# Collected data
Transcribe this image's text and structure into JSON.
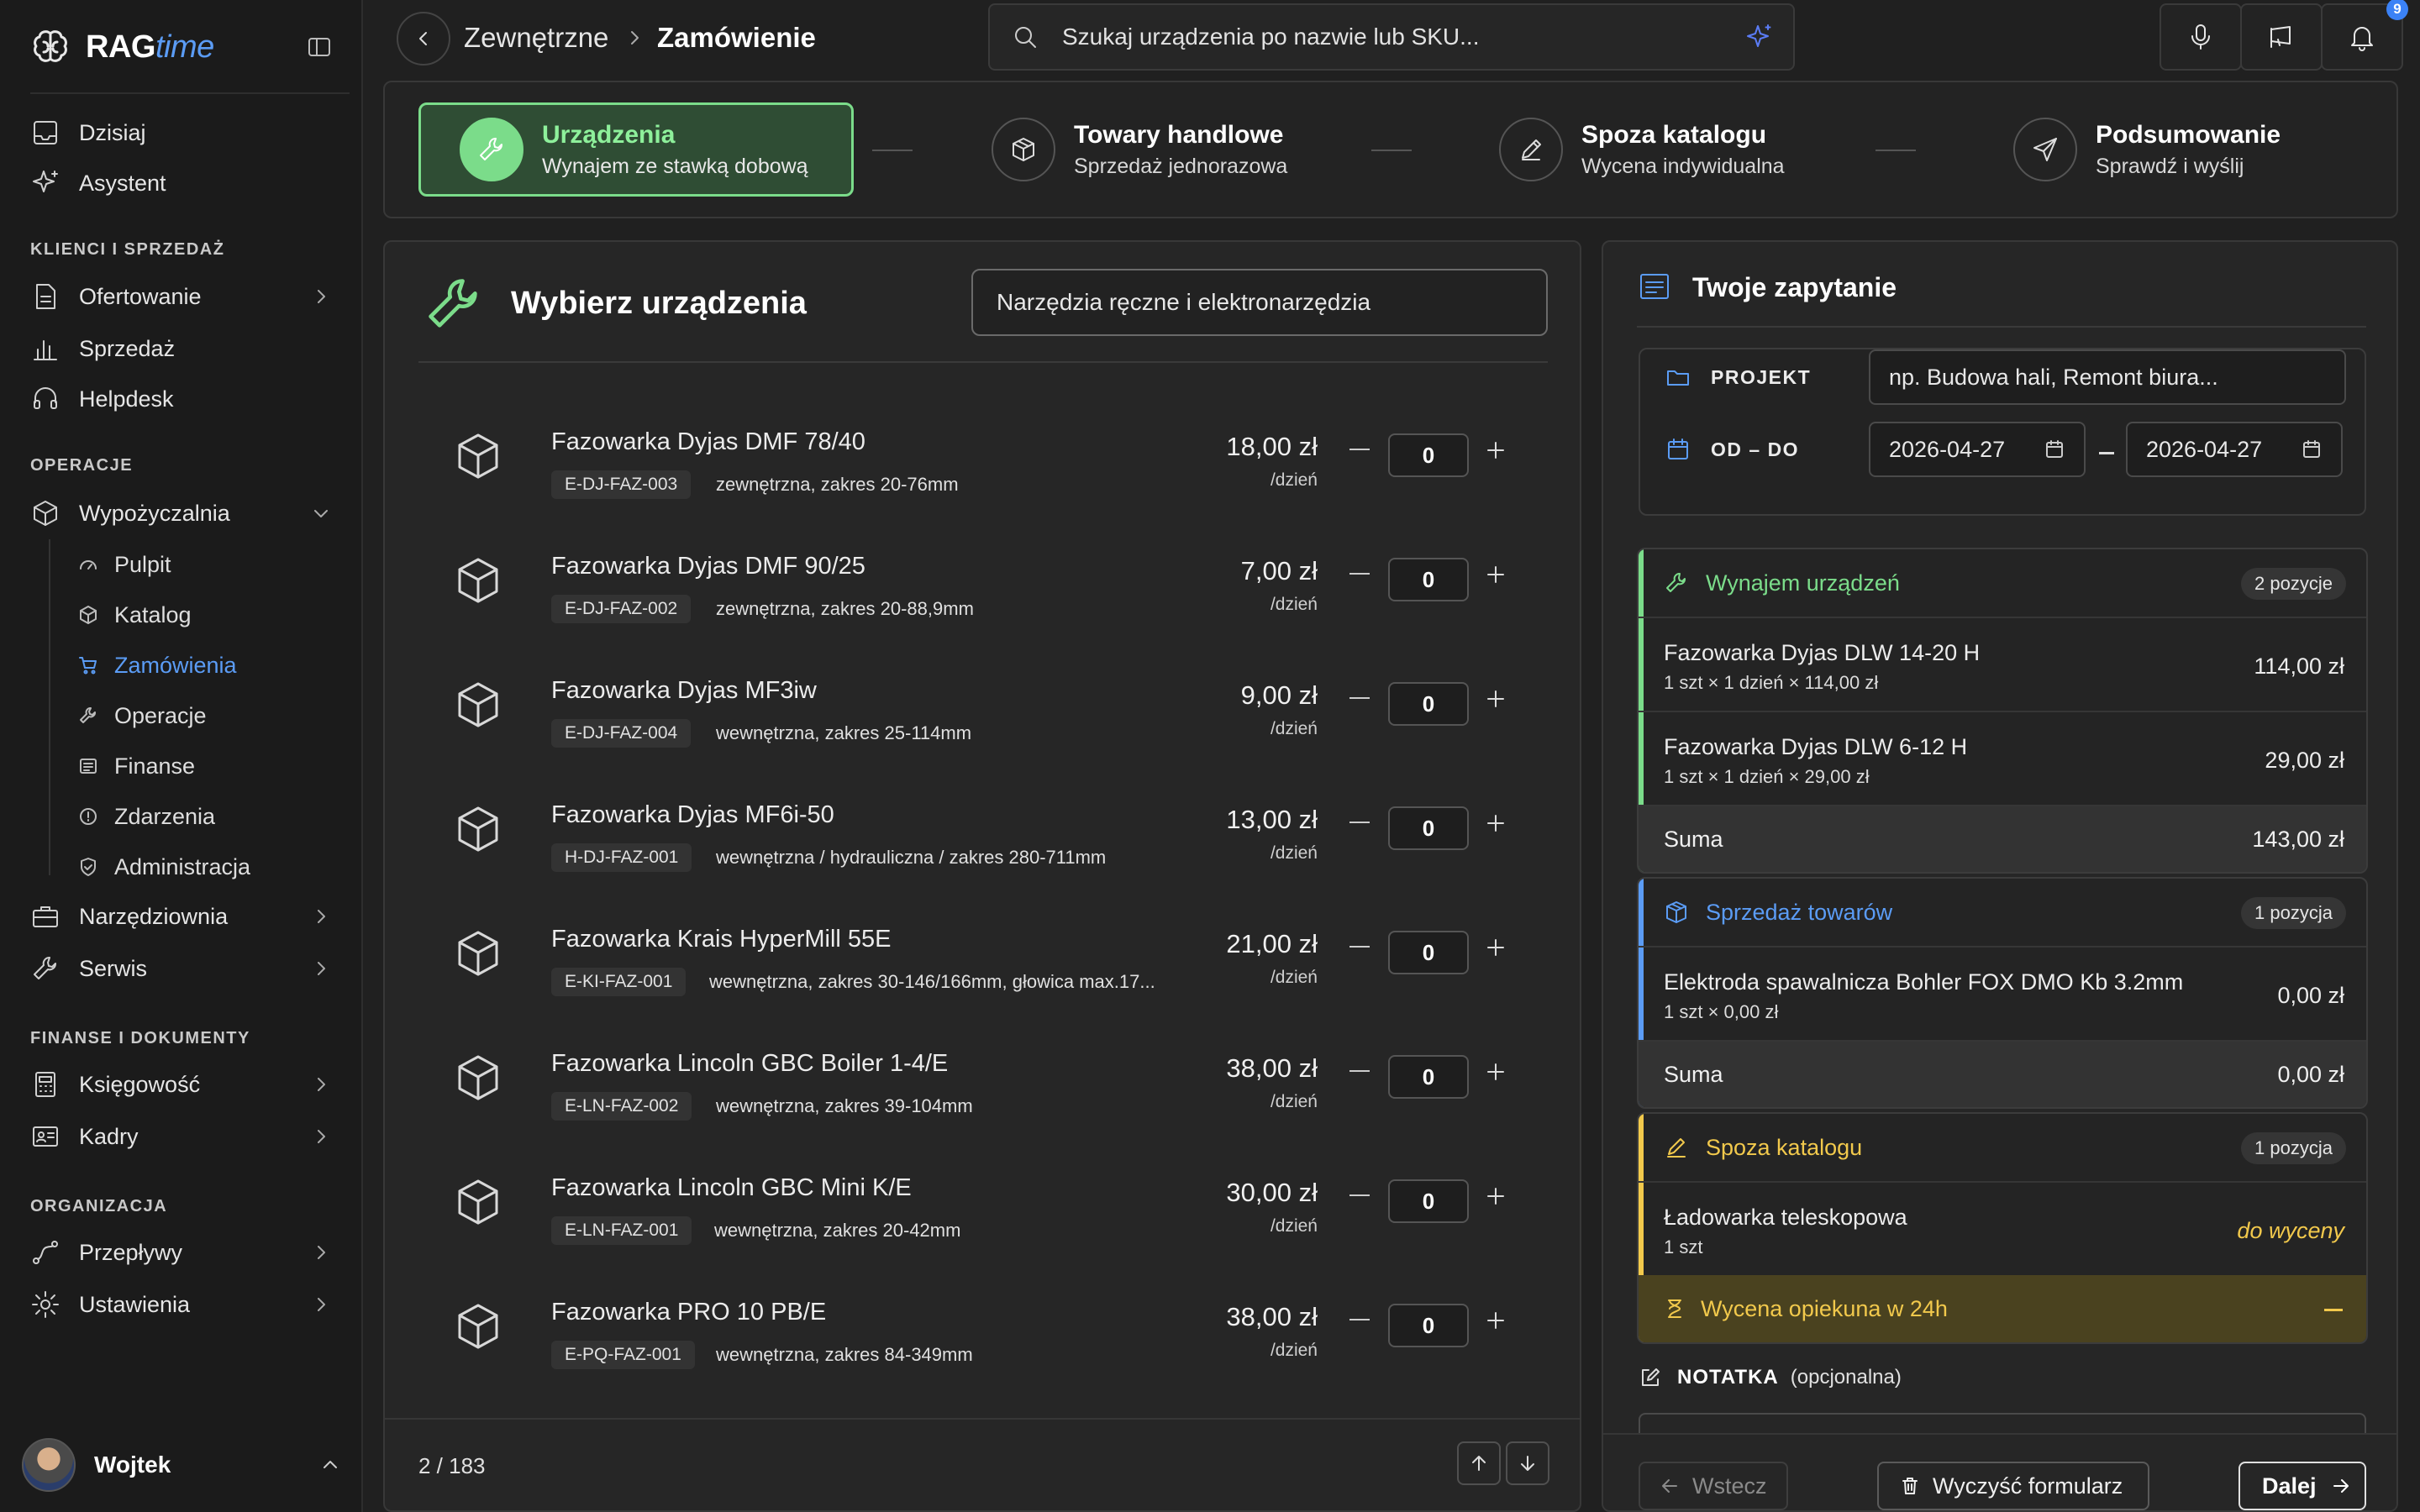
{
  "app": {
    "logo_main": "RAG",
    "logo_accent": "time"
  },
  "sidebar": {
    "top_items": [
      {
        "label": "Dzisiaj",
        "icon": "inbox-icon"
      },
      {
        "label": "Asystent",
        "icon": "sparkles-icon"
      }
    ],
    "sections": {
      "clients": "KLIENCI I SPRZEDAŻ",
      "operations": "OPERACJE",
      "finance": "FINANSE I DOKUMENTY",
      "organization": "ORGANIZACJA"
    },
    "clients_items": [
      {
        "label": "Ofertowanie",
        "icon": "document-icon"
      },
      {
        "label": "Sprzedaż",
        "icon": "bar-chart-icon"
      },
      {
        "label": "Helpdesk",
        "icon": "headset-icon"
      }
    ],
    "rental": {
      "label": "Wypożyczalnia",
      "icon": "cube-icon"
    },
    "rental_sub": [
      {
        "label": "Pulpit",
        "icon": "dashboard-icon"
      },
      {
        "label": "Katalog",
        "icon": "cube-icon"
      },
      {
        "label": "Zamówienia",
        "icon": "cart-icon"
      },
      {
        "label": "Operacje",
        "icon": "wrench-icon"
      },
      {
        "label": "Finanse",
        "icon": "list-icon"
      },
      {
        "label": "Zdarzenia",
        "icon": "alert-icon"
      },
      {
        "label": "Administracja",
        "icon": "shield-icon"
      }
    ],
    "operations_more": [
      {
        "label": "Narzędziownia",
        "icon": "toolbox-icon"
      },
      {
        "label": "Serwis",
        "icon": "wrench-icon"
      }
    ],
    "finance_items": [
      {
        "label": "Księgowość",
        "icon": "calculator-icon"
      },
      {
        "label": "Kadry",
        "icon": "id-card-icon"
      }
    ],
    "organization_items": [
      {
        "label": "Przepływy",
        "icon": "flow-icon"
      },
      {
        "label": "Ustawienia",
        "icon": "gear-icon"
      }
    ],
    "user": {
      "name": "Wojtek"
    }
  },
  "header": {
    "breadcrumb": [
      "Zewnętrzne",
      "Zamówienie"
    ],
    "search_placeholder": "Szukaj urządzenia po nazwie lub SKU...",
    "notification_count": "9"
  },
  "stepper": [
    {
      "title": "Urządzenia",
      "subtitle": "Wynajem ze stawką dobową",
      "icon": "wrench-icon",
      "active": true
    },
    {
      "title": "Towary handlowe",
      "subtitle": "Sprzedaż jednorazowa",
      "icon": "box-icon",
      "active": false
    },
    {
      "title": "Spoza katalogu",
      "subtitle": "Wycena indywidualna",
      "icon": "pencil-icon",
      "active": false
    },
    {
      "title": "Podsumowanie",
      "subtitle": "Sprawdź i wyślij",
      "icon": "send-icon",
      "active": false
    }
  ],
  "catalog": {
    "title": "Wybierz urządzenia",
    "filter": "Narzędzia ręczne i elektronarzędzia",
    "unit": "/dzień",
    "items": [
      {
        "name": "Fazowarka Dyjas DMF 78/40",
        "sku": "E-DJ-FAZ-003",
        "desc": "zewnętrzna, zakres 20-76mm",
        "price": "18,00 zł",
        "qty": "0"
      },
      {
        "name": "Fazowarka Dyjas DMF 90/25",
        "sku": "E-DJ-FAZ-002",
        "desc": "zewnętrzna, zakres 20-88,9mm",
        "price": "7,00 zł",
        "qty": "0"
      },
      {
        "name": "Fazowarka Dyjas MF3iw",
        "sku": "E-DJ-FAZ-004",
        "desc": "wewnętrzna, zakres 25-114mm",
        "price": "9,00 zł",
        "qty": "0"
      },
      {
        "name": "Fazowarka Dyjas MF6i-50",
        "sku": "H-DJ-FAZ-001",
        "desc": "wewnętrzna / hydrauliczna / zakres 280-711mm",
        "price": "13,00 zł",
        "qty": "0"
      },
      {
        "name": "Fazowarka Krais HyperMill 55E",
        "sku": "E-KI-FAZ-001",
        "desc": "wewnętrzna, zakres 30-146/166mm, głowica max.17...",
        "price": "21,00 zł",
        "qty": "0"
      },
      {
        "name": "Fazowarka Lincoln GBC Boiler 1-4/E",
        "sku": "E-LN-FAZ-002",
        "desc": "wewnętrzna, zakres 39-104mm",
        "price": "38,00 zł",
        "qty": "0"
      },
      {
        "name": "Fazowarka Lincoln GBC Mini K/E",
        "sku": "E-LN-FAZ-001",
        "desc": "wewnętrzna, zakres 20-42mm",
        "price": "30,00 zł",
        "qty": "0"
      },
      {
        "name": "Fazowarka PRO 10 PB/E",
        "sku": "E-PQ-FAZ-001",
        "desc": "wewnętrzna, zakres 84-349mm",
        "price": "38,00 zł",
        "qty": "0"
      }
    ],
    "pagination": "2 / 183"
  },
  "inquiry": {
    "title": "Twoje zapytanie",
    "project_label": "PROJEKT",
    "project_placeholder": "np. Budowa hali, Remont biura...",
    "dates_label": "OD – DO",
    "date_from": "2026-04-27",
    "date_to": "2026-04-27",
    "rental": {
      "title": "Wynajem urządzeń",
      "badge": "2 pozycje",
      "color": "#7bdc8a",
      "rows": [
        {
          "name": "Fazowarka Dyjas DLW 14-20 H",
          "sub": "1 szt × 1 dzień × 114,00 zł",
          "value": "114,00 zł"
        },
        {
          "name": "Fazowarka Dyjas DLW 6-12 H",
          "sub": "1 szt × 1 dzień × 29,00 zł",
          "value": "29,00 zł"
        }
      ],
      "sum_label": "Suma",
      "sum_value": "143,00 zł"
    },
    "sales": {
      "title": "Sprzedaż towarów",
      "badge": "1 pozycja",
      "color": "#5b9cf5",
      "rows": [
        {
          "name": "Elektroda spawalnicza Bohler FOX DMO Kb 3.2mm",
          "sub": "1 szt × 0,00 zł",
          "value": "0,00 zł"
        }
      ],
      "sum_label": "Suma",
      "sum_value": "0,00 zł"
    },
    "custom": {
      "title": "Spoza katalogu",
      "badge": "1 pozycja",
      "color": "#f2c94c",
      "rows": [
        {
          "name": "Ładowarka teleskopowa",
          "sub": "1 szt",
          "value": "do wyceny"
        }
      ],
      "warning": "Wycena opiekuna w 24h"
    },
    "note_label": "NOTATKA",
    "note_optional": "(opcjonalna)",
    "buttons": {
      "back": "Wstecz",
      "clear": "Wyczyść formularz",
      "next": "Dalej"
    }
  }
}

# Stated goal
Write out the listing above again, exactly, but with no pictures in the copy.

# Worked solution
Transcribe this image's text and structure into JSON.
{
  "app": {
    "logo_main": "RAG",
    "logo_accent": "time"
  },
  "sidebar": {
    "top_items": [
      {
        "label": "Dzisiaj",
        "icon": "inbox-icon"
      },
      {
        "label": "Asystent",
        "icon": "sparkles-icon"
      }
    ],
    "sections": {
      "clients": "KLIENCI I SPRZEDAŻ",
      "operations": "OPERACJE",
      "finance": "FINANSE I DOKUMENTY",
      "organization": "ORGANIZACJA"
    },
    "clients_items": [
      {
        "label": "Ofertowanie",
        "icon": "document-icon"
      },
      {
        "label": "Sprzedaż",
        "icon": "bar-chart-icon"
      },
      {
        "label": "Helpdesk",
        "icon": "headset-icon"
      }
    ],
    "rental": {
      "label": "Wypożyczalnia",
      "icon": "cube-icon"
    },
    "rental_sub": [
      {
        "label": "Pulpit",
        "icon": "dashboard-icon"
      },
      {
        "label": "Katalog",
        "icon": "cube-icon"
      },
      {
        "label": "Zamówienia",
        "icon": "cart-icon"
      },
      {
        "label": "Operacje",
        "icon": "wrench-icon"
      },
      {
        "label": "Finanse",
        "icon": "list-icon"
      },
      {
        "label": "Zdarzenia",
        "icon": "alert-icon"
      },
      {
        "label": "Administracja",
        "icon": "shield-icon"
      }
    ],
    "operations_more": [
      {
        "label": "Narzędziownia",
        "icon": "toolbox-icon"
      },
      {
        "label": "Serwis",
        "icon": "wrench-icon"
      }
    ],
    "finance_items": [
      {
        "label": "Księgowość",
        "icon": "calculator-icon"
      },
      {
        "label": "Kadry",
        "icon": "id-card-icon"
      }
    ],
    "organization_items": [
      {
        "label": "Przepływy",
        "icon": "flow-icon"
      },
      {
        "label": "Ustawienia",
        "icon": "gear-icon"
      }
    ],
    "user": {
      "name": "Wojtek"
    }
  },
  "header": {
    "breadcrumb": [
      "Zewnętrzne",
      "Zamówienie"
    ],
    "search_placeholder": "Szukaj urządzenia po nazwie lub SKU...",
    "notification_count": "9"
  },
  "stepper": [
    {
      "title": "Urządzenia",
      "subtitle": "Wynajem ze stawką dobową",
      "icon": "wrench-icon",
      "active": true
    },
    {
      "title": "Towary handlowe",
      "subtitle": "Sprzedaż jednorazowa",
      "icon": "box-icon",
      "active": false
    },
    {
      "title": "Spoza katalogu",
      "subtitle": "Wycena indywidualna",
      "icon": "pencil-icon",
      "active": false
    },
    {
      "title": "Podsumowanie",
      "subtitle": "Sprawdź i wyślij",
      "icon": "send-icon",
      "active": false
    }
  ],
  "catalog": {
    "title": "Wybierz urządzenia",
    "filter": "Narzędzia ręczne i elektronarzędzia",
    "unit": "/dzień",
    "items": [
      {
        "name": "Fazowarka Dyjas DMF 78/40",
        "sku": "E-DJ-FAZ-003",
        "desc": "zewnętrzna, zakres 20-76mm",
        "price": "18,00 zł",
        "qty": "0"
      },
      {
        "name": "Fazowarka Dyjas DMF 90/25",
        "sku": "E-DJ-FAZ-002",
        "desc": "zewnętrzna, zakres 20-88,9mm",
        "price": "7,00 zł",
        "qty": "0"
      },
      {
        "name": "Fazowarka Dyjas MF3iw",
        "sku": "E-DJ-FAZ-004",
        "desc": "wewnętrzna, zakres 25-114mm",
        "price": "9,00 zł",
        "qty": "0"
      },
      {
        "name": "Fazowarka Dyjas MF6i-50",
        "sku": "H-DJ-FAZ-001",
        "desc": "wewnętrzna / hydrauliczna / zakres 280-711mm",
        "price": "13,00 zł",
        "qty": "0"
      },
      {
        "name": "Fazowarka Krais HyperMill 55E",
        "sku": "E-KI-FAZ-001",
        "desc": "wewnętrzna, zakres 30-146/166mm, głowica max.17...",
        "price": "21,00 zł",
        "qty": "0"
      },
      {
        "name": "Fazowarka Lincoln GBC Boiler 1-4/E",
        "sku": "E-LN-FAZ-002",
        "desc": "wewnętrzna, zakres 39-104mm",
        "price": "38,00 zł",
        "qty": "0"
      },
      {
        "name": "Fazowarka Lincoln GBC Mini K/E",
        "sku": "E-LN-FAZ-001",
        "desc": "wewnętrzna, zakres 20-42mm",
        "price": "30,00 zł",
        "qty": "0"
      },
      {
        "name": "Fazowarka PRO 10 PB/E",
        "sku": "E-PQ-FAZ-001",
        "desc": "wewnętrzna, zakres 84-349mm",
        "price": "38,00 zł",
        "qty": "0"
      }
    ],
    "pagination": "2 / 183"
  },
  "inquiry": {
    "title": "Twoje zapytanie",
    "project_label": "PROJEKT",
    "project_placeholder": "np. Budowa hali, Remont biura...",
    "dates_label": "OD – DO",
    "date_from": "2026-04-27",
    "date_to": "2026-04-27",
    "rental": {
      "title": "Wynajem urządzeń",
      "badge": "2 pozycje",
      "color": "#7bdc8a",
      "rows": [
        {
          "name": "Fazowarka Dyjas DLW 14-20 H",
          "sub": "1 szt × 1 dzień × 114,00 zł",
          "value": "114,00 zł"
        },
        {
          "name": "Fazowarka Dyjas DLW 6-12 H",
          "sub": "1 szt × 1 dzień × 29,00 zł",
          "value": "29,00 zł"
        }
      ],
      "sum_label": "Suma",
      "sum_value": "143,00 zł"
    },
    "sales": {
      "title": "Sprzedaż towarów",
      "badge": "1 pozycja",
      "color": "#5b9cf5",
      "rows": [
        {
          "name": "Elektroda spawalnicza Bohler FOX DMO Kb 3.2mm",
          "sub": "1 szt × 0,00 zł",
          "value": "0,00 zł"
        }
      ],
      "sum_label": "Suma",
      "sum_value": "0,00 zł"
    },
    "custom": {
      "title": "Spoza katalogu",
      "badge": "1 pozycja",
      "color": "#f2c94c",
      "rows": [
        {
          "name": "Ładowarka teleskopowa",
          "sub": "1 szt",
          "value": "do wyceny"
        }
      ],
      "warning": "Wycena opiekuna w 24h"
    },
    "note_label": "NOTATKA",
    "note_optional": "(opcjonalna)",
    "buttons": {
      "back": "Wstecz",
      "clear": "Wyczyść formularz",
      "next": "Dalej"
    }
  }
}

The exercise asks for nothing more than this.